* THE EXERCISE *
Quote the lines of the records below verbatim, from the first line of the records through the line that contains "legend-label: τ_inf = 0.5", inclusive.

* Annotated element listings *
=====
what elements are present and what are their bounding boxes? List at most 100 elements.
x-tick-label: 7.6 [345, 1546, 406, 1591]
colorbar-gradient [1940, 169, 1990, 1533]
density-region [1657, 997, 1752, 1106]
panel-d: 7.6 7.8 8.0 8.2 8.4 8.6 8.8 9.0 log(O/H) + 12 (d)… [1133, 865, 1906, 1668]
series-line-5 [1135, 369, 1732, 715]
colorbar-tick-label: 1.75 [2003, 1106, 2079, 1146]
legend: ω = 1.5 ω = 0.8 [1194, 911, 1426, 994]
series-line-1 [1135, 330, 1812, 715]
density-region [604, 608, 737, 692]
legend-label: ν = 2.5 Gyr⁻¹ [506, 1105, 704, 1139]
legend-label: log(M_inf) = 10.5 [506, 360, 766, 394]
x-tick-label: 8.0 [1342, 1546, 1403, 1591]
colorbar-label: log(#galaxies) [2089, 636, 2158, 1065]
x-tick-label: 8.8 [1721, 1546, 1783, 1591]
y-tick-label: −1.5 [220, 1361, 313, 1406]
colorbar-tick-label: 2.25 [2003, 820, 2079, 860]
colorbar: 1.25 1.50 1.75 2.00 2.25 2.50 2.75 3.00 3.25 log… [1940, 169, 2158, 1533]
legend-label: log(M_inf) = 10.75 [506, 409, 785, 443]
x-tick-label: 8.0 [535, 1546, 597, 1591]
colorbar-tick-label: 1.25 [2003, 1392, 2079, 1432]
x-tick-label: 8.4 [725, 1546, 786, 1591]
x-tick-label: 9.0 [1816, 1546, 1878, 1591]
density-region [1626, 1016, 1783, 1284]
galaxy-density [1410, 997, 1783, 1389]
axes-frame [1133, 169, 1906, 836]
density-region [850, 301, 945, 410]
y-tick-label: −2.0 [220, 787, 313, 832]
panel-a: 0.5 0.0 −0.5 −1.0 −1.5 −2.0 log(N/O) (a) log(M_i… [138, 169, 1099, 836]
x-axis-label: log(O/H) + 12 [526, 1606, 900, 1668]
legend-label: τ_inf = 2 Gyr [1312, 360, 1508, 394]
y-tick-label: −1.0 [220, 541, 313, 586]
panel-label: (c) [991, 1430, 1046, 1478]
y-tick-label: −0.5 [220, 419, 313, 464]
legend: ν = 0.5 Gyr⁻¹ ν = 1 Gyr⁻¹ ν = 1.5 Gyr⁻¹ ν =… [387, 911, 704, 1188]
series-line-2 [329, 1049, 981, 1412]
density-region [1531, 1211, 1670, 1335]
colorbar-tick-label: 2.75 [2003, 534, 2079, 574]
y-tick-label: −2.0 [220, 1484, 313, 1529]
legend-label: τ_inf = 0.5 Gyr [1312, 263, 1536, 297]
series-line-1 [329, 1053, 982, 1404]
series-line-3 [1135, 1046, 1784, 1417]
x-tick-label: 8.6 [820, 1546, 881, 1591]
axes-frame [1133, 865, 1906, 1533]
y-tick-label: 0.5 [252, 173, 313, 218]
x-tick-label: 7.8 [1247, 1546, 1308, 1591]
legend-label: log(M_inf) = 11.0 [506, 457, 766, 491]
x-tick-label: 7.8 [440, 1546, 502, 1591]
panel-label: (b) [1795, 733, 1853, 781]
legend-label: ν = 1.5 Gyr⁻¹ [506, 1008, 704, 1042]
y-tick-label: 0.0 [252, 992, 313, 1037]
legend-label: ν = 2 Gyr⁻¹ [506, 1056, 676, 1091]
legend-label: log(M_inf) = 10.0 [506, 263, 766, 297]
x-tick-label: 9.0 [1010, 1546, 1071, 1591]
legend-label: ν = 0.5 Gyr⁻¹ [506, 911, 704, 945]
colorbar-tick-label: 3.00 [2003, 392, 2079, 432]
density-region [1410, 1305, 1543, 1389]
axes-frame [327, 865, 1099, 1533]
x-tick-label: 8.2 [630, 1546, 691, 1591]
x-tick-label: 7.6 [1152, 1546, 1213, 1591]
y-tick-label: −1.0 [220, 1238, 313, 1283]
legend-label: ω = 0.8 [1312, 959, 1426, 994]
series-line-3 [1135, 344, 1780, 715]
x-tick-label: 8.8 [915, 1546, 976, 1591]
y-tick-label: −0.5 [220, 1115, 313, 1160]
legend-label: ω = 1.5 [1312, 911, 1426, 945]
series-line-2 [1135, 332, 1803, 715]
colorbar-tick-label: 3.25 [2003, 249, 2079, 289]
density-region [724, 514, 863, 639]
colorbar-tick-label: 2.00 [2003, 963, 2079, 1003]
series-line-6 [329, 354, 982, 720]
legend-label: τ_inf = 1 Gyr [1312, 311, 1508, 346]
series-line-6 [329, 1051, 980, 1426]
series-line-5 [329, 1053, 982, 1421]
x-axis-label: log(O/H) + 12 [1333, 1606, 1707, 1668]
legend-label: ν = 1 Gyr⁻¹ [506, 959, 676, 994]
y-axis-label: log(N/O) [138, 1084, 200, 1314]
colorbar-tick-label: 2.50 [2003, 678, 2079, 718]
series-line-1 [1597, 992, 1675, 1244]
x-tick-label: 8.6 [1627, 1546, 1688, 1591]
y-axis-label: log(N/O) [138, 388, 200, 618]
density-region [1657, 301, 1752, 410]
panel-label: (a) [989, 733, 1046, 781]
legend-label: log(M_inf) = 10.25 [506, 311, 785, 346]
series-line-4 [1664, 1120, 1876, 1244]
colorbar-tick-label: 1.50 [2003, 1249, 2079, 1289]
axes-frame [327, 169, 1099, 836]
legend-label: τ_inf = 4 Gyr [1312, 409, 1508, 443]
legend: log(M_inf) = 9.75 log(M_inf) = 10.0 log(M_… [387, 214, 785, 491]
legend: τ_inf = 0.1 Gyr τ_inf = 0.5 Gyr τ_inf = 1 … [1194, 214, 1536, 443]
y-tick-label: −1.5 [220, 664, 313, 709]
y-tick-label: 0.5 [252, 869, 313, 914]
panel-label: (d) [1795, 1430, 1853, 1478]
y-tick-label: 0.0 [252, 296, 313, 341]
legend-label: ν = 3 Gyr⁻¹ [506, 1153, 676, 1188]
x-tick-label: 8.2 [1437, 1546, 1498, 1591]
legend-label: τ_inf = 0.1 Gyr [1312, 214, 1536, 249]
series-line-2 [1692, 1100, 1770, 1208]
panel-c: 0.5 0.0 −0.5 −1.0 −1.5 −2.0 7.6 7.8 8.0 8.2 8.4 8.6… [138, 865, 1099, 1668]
=====
* SOLUTION TO THIS TASK *
what elements are present and what are their bounding boxes? List at most 100 elements.
x-tick-label: 7.6 [345, 1546, 406, 1591]
colorbar-gradient [1940, 169, 1990, 1533]
density-region [1657, 997, 1752, 1106]
panel-d: 7.6 7.8 8.0 8.2 8.4 8.6 8.8 9.0 log(O/H) + 12 (d)… [1133, 865, 1906, 1668]
series-line-5 [1135, 369, 1732, 715]
colorbar-tick-label: 1.75 [2003, 1106, 2079, 1146]
legend: ω = 1.5 ω = 0.8 [1194, 911, 1426, 994]
series-line-1 [1135, 330, 1812, 715]
density-region [604, 608, 737, 692]
legend-label: ν = 2.5 Gyr⁻¹ [506, 1105, 704, 1139]
legend-label: log(M_inf) = 10.5 [506, 360, 766, 394]
x-tick-label: 8.0 [1342, 1546, 1403, 1591]
colorbar-label: log(#galaxies) [2089, 636, 2158, 1065]
x-tick-label: 8.8 [1721, 1546, 1783, 1591]
y-tick-label: −1.5 [220, 1361, 313, 1406]
colorbar-tick-label: 2.25 [2003, 820, 2079, 860]
colorbar: 1.25 1.50 1.75 2.00 2.25 2.50 2.75 3.00 3.25 log… [1940, 169, 2158, 1533]
legend-label: log(M_inf) = 10.75 [506, 409, 785, 443]
x-tick-label: 8.0 [535, 1546, 597, 1591]
colorbar-tick-label: 1.25 [2003, 1392, 2079, 1432]
x-tick-label: 8.4 [725, 1546, 786, 1591]
x-tick-label: 9.0 [1816, 1546, 1878, 1591]
density-region [1626, 1016, 1783, 1284]
galaxy-density [1410, 997, 1783, 1389]
axes-frame [1133, 169, 1906, 836]
density-region [850, 301, 945, 410]
y-tick-label: −2.0 [220, 787, 313, 832]
panel-a: 0.5 0.0 −0.5 −1.0 −1.5 −2.0 log(N/O) (a) log(M_i… [138, 169, 1099, 836]
x-axis-label: log(O/H) + 12 [526, 1606, 900, 1668]
legend-label: τ_inf = 2 Gyr [1312, 360, 1508, 394]
y-tick-label: −1.0 [220, 541, 313, 586]
panel-label: (c) [991, 1430, 1046, 1478]
y-tick-label: −0.5 [220, 419, 313, 464]
legend: ν = 0.5 Gyr⁻¹ ν = 1 Gyr⁻¹ ν = 1.5 Gyr⁻¹ ν =… [387, 911, 704, 1188]
series-line-2 [329, 1049, 981, 1412]
density-region [1531, 1211, 1670, 1335]
colorbar-tick-label: 2.75 [2003, 534, 2079, 574]
y-tick-label: −2.0 [220, 1484, 313, 1529]
legend-label: τ_inf = 0.5 Gyr [1312, 263, 1536, 297]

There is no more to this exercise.